▶ [Stated problem]: Output the material below unchanged, apart from leaving out the pictures.

▶ [Extracted records]:
=======

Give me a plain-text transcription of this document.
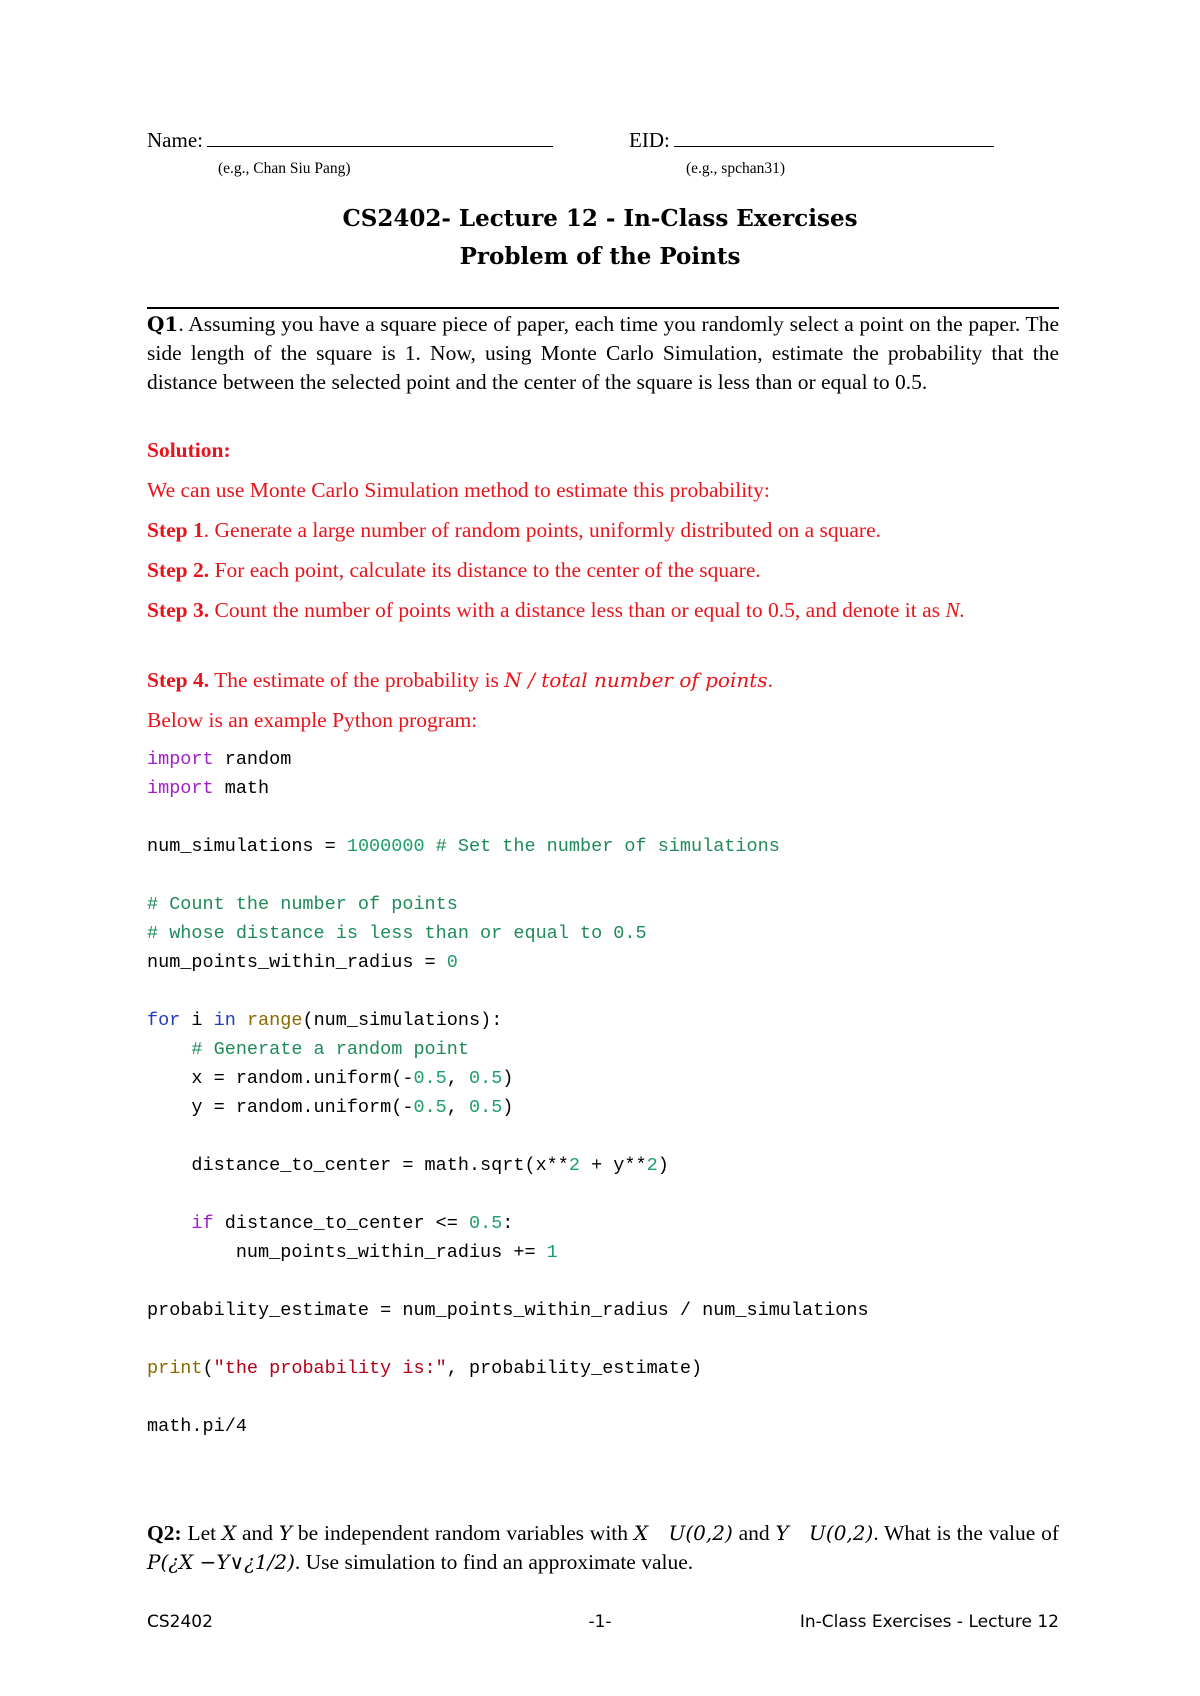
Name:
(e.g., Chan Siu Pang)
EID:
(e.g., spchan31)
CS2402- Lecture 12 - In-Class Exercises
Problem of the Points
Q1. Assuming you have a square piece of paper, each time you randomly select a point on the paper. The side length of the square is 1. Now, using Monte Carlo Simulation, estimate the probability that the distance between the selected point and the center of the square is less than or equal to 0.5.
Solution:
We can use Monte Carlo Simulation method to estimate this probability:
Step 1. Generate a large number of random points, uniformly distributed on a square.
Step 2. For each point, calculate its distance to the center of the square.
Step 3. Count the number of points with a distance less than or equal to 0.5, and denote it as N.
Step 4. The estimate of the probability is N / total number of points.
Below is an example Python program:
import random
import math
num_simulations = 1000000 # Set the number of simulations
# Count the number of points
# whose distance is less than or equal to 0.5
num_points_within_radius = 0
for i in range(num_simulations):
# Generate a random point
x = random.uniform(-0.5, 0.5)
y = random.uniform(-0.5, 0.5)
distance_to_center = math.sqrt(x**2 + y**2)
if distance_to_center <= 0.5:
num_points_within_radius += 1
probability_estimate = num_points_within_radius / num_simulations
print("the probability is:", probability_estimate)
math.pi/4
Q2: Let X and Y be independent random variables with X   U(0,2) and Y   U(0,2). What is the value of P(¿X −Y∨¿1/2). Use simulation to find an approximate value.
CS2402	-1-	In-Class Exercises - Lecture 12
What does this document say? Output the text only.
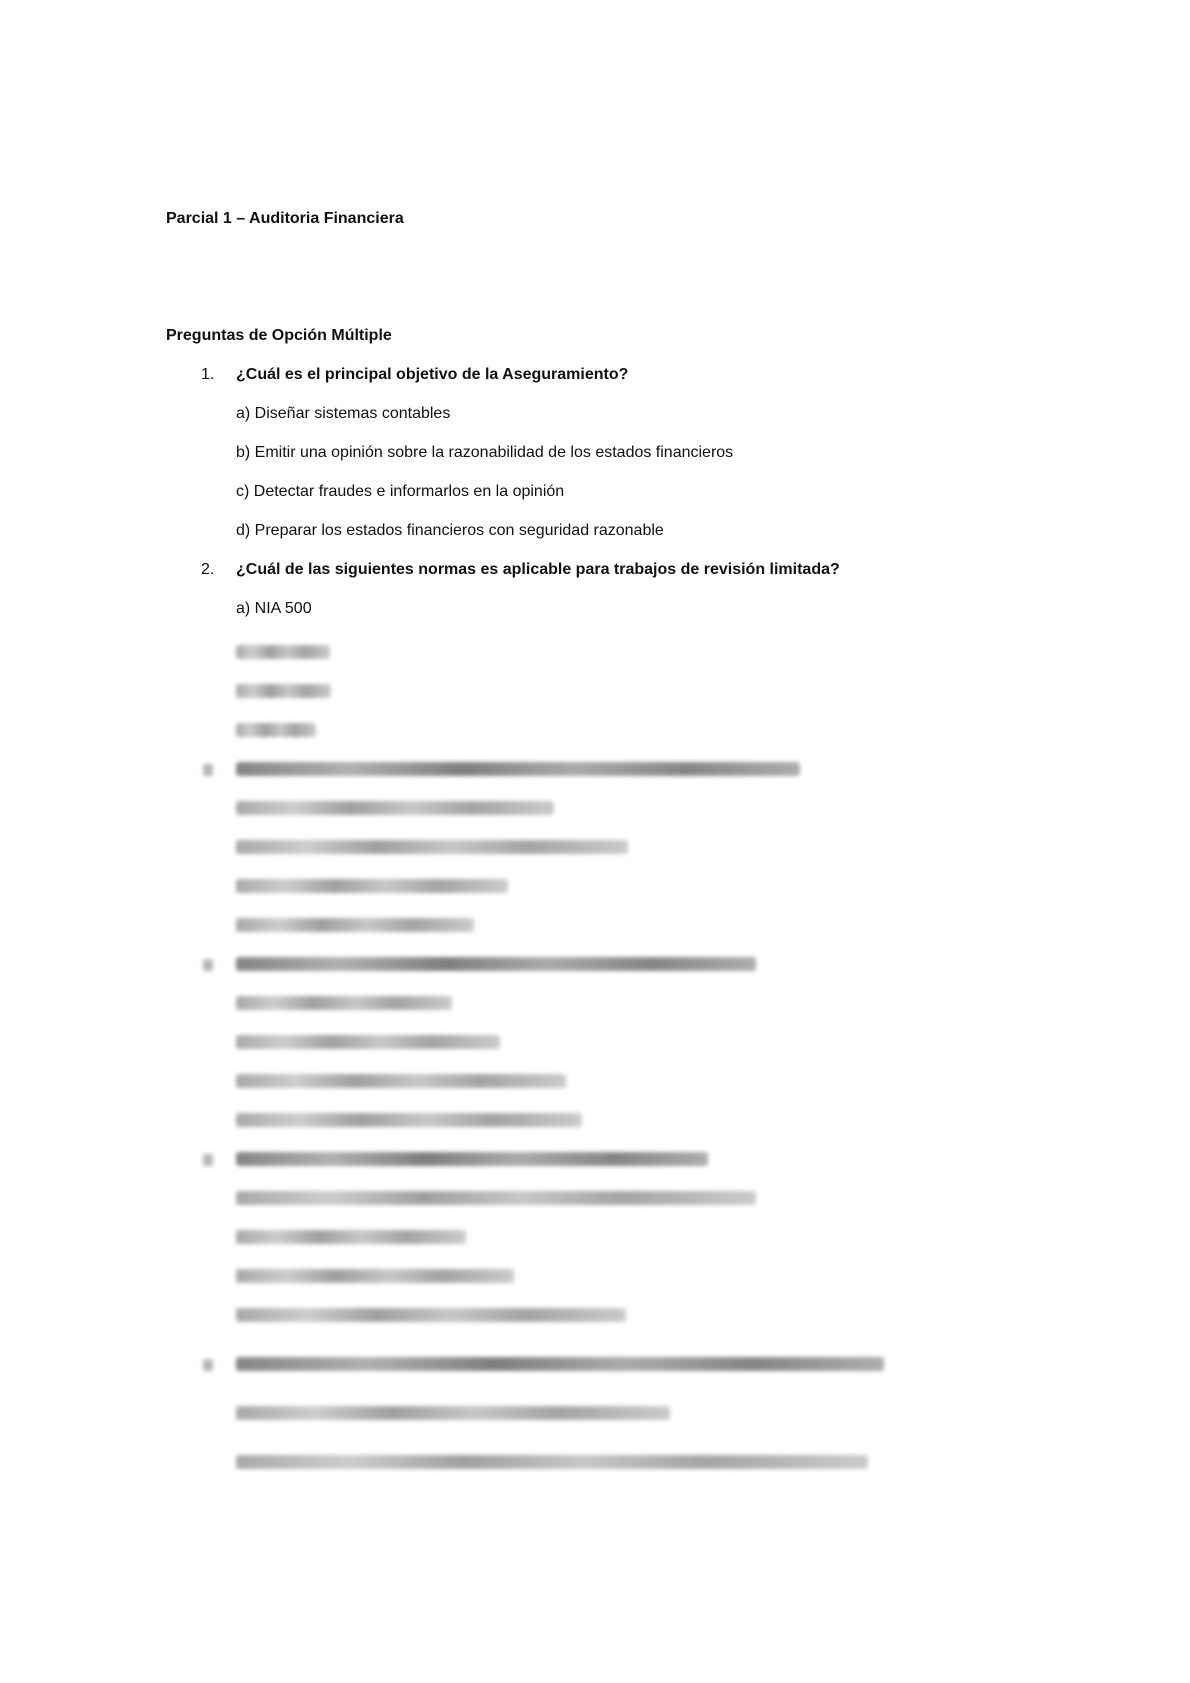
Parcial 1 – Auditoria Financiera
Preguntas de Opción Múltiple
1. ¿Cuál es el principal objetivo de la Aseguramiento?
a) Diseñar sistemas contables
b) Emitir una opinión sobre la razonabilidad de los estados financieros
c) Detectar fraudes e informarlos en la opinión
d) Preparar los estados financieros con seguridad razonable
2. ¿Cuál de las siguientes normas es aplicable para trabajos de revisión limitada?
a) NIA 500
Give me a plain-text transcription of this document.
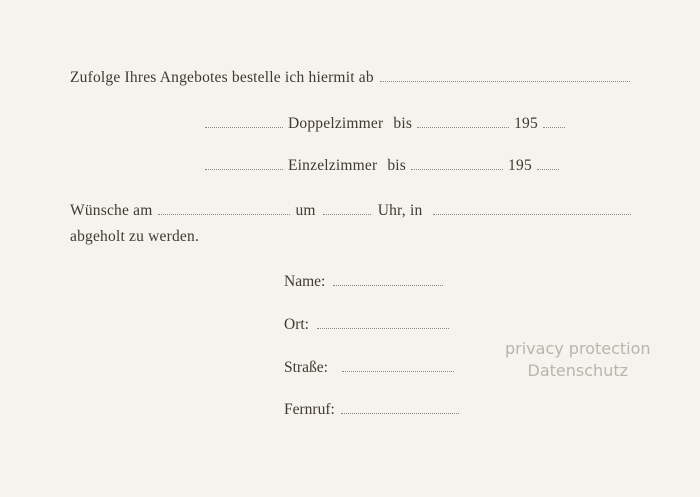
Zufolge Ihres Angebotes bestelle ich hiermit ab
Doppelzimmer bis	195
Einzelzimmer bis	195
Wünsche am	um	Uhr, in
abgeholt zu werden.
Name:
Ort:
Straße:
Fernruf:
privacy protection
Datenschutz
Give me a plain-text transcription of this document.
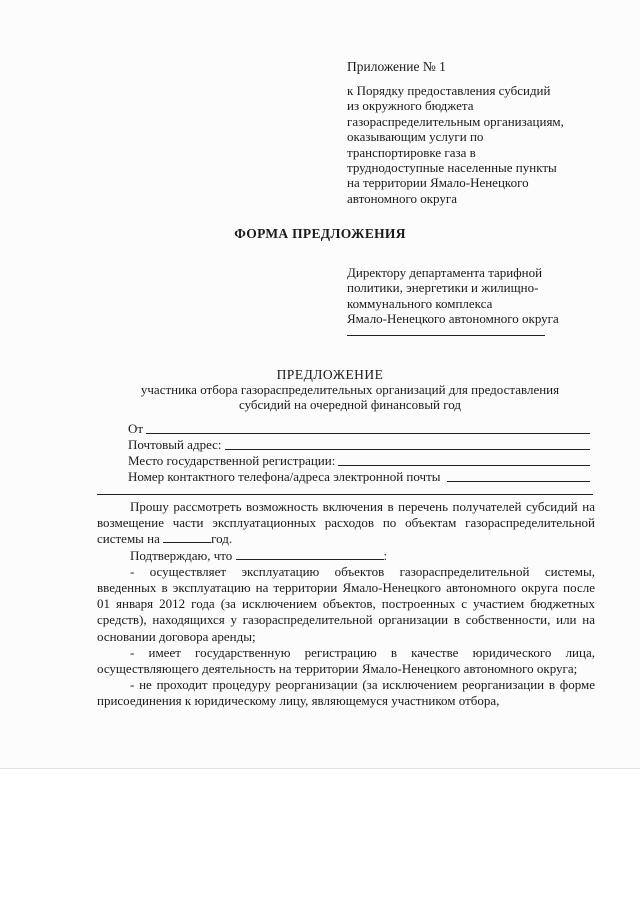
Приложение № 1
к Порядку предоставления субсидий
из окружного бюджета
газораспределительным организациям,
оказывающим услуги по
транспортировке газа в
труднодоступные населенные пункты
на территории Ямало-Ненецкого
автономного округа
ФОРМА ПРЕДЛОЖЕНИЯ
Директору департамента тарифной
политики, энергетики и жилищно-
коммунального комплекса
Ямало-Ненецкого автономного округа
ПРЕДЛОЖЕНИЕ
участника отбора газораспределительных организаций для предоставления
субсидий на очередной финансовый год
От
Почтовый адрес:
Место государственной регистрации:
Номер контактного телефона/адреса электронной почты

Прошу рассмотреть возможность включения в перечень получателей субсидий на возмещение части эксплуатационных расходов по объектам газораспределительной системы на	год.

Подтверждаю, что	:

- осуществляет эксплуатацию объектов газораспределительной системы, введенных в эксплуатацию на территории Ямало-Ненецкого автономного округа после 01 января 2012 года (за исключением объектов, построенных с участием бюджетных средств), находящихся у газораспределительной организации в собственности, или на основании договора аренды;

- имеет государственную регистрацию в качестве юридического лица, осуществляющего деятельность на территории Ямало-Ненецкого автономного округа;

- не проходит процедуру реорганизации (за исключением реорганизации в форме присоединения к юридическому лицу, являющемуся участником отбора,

=======

▶ [Full solution]:
Give me a plain-text transcription of this document.
Name:
(e.g., Chan Siu Pang)
EID:
(e.g., spchan31)
CS2402- Lecture 12 - In-Class Exercises
Problem of the Points
Q1. Assuming you have a square piece of paper, each time you randomly select a point on the paper. The side length of the square is 1. Now, using Monte Carlo Simulation, estimate the probability that the distance between the selected point and the center of the square is less than or equal to 0.5.
Solution:
We can use Monte Carlo Simulation method to estimate this probability:
Step 1. Generate a large number of random points, uniformly distributed on a square.
Step 2. For each point, calculate its distance to the center of the square.
Step 3. Count the number of points with a distance less than or equal to 0.5, and denote it as N.
Step 4. The estimate of the probability is N / total number of points.
Below is an example Python program:
import random
import math
num_simulations = 1000000 # Set the number of simulations
# Count the number of points
# whose distance is less than or equal to 0.5
num_points_within_radius = 0
for i in range(num_simulations):
# Generate a random point
x = random.uniform(-0.5, 0.5)
y = random.uniform(-0.5, 0.5)
distance_to_center = math.sqrt(x**2 + y**2)
if distance_to_center <= 0.5:
num_points_within_radius += 1
probability_estimate = num_points_within_radius / num_simulations
print("the probability is:", probability_estimate)
math.pi/4
Q2: Let X and Y be independent random variables with X   U(0,2) and Y   U(0,2). What is the value of P(¿X −Y∨¿1/2). Use simulation to find an approximate value.
CS2402	-1-	In-Class Exercises - Lecture 12
What does this document say? Output the text only.
Parcial 1 – Auditoria Financiera
Preguntas de Opción Múltiple
1. ¿Cuál es el principal objetivo de la Aseguramiento?
a) Diseñar sistemas contables
b) Emitir una opinión sobre la razonabilidad de los estados financieros
c) Detectar fraudes e informarlos en la opinión
d) Preparar los estados financieros con seguridad razonable
2. ¿Cuál de las siguientes normas es aplicable para trabajos de revisión limitada?
a) NIA 500
Give me a plain-text transcription of this document.
Zufolge Ihres Angebotes bestelle ich hiermit ab
Doppelzimmer bis	195
Einzelzimmer bis	195
Wünsche am	um	Uhr, in
abgeholt zu werden.
Name:
Ort:
Straße:
Fernruf:
privacy protection
Datenschutz
Give me a plain-text transcription of this document.
Приложение № 1
к Порядку предоставления субсидий
из окружного бюджета
газораспределительным организациям,
оказывающим услуги по
транспортировке газа в
труднодоступные населенные пункты
на территории Ямало-Ненецкого
автономного округа
ФОРМА ПРЕДЛОЖЕНИЯ
Директору департамента тарифной
политики, энергетики и жилищно-
коммунального комплекса
Ямало-Ненецкого автономного округа
ПРЕДЛОЖЕНИЕ
участника отбора газораспределительных организаций для предоставления
субсидий на очередной финансовый год
От
Почтовый адрес:
Место государственной регистрации:
Номер контактного телефона/адреса электронной почты

Прошу рассмотреть возможность включения в перечень получателей субсидий на возмещение части эксплуатационных расходов по объектам газораспределительной системы на	год.

Подтверждаю, что	:

- осуществляет эксплуатацию объектов газораспределительной системы, введенных в эксплуатацию на территории Ямало-Ненецкого автономного округа после 01 января 2012 года (за исключением объектов, построенных с участием бюджетных средств), находящихся у газораспределительной организации в собственности, или на основании договора аренды;

- имеет государственную регистрацию в качестве юридического лица, осуществляющего деятельность на территории Ямало-Ненецкого автономного округа;

- не проходит процедуру реорганизации (за исключением реорганизации в форме присоединения к юридическому лицу, являющемуся участником отбора,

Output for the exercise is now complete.